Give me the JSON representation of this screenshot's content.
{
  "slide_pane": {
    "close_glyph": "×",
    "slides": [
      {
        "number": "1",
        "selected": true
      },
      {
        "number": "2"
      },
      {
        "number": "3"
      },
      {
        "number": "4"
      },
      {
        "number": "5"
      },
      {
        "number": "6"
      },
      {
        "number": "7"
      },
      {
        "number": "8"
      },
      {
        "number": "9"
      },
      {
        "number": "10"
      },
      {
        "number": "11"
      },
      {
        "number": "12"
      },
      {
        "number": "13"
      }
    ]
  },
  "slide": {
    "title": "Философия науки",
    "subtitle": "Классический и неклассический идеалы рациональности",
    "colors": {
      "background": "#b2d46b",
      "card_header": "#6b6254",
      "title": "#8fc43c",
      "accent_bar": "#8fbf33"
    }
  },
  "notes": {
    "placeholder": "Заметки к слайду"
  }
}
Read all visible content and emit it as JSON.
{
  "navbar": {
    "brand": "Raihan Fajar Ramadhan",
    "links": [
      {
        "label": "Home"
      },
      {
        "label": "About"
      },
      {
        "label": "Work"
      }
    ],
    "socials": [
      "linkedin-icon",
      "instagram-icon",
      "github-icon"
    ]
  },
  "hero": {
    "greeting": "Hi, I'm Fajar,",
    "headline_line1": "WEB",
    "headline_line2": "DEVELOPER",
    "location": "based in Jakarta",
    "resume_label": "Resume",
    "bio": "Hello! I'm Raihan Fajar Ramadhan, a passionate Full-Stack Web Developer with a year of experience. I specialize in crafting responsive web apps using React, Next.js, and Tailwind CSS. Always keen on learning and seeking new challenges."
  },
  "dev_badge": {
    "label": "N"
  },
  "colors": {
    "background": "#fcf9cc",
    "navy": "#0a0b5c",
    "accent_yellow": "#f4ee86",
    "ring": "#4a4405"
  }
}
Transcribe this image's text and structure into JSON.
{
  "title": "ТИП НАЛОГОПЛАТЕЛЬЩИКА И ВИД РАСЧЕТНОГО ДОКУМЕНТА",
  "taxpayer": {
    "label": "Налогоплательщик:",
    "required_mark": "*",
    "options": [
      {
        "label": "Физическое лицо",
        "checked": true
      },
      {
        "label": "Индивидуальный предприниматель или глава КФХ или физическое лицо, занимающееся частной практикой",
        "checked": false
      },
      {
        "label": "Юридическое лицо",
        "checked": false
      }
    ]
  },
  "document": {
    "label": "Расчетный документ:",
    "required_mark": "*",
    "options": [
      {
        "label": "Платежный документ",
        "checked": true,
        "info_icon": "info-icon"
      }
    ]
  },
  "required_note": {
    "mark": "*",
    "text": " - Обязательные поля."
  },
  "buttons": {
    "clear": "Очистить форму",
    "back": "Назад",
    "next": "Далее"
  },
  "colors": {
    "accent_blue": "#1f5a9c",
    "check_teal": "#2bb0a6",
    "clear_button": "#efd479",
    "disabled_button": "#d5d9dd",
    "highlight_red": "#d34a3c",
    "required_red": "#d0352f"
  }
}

§ **Exercise**
In the lines above, locate the string "true". Copy every line where it occurs.

§ **Answer for the task**
        "selected": true
        "checked": true
        "checked": true,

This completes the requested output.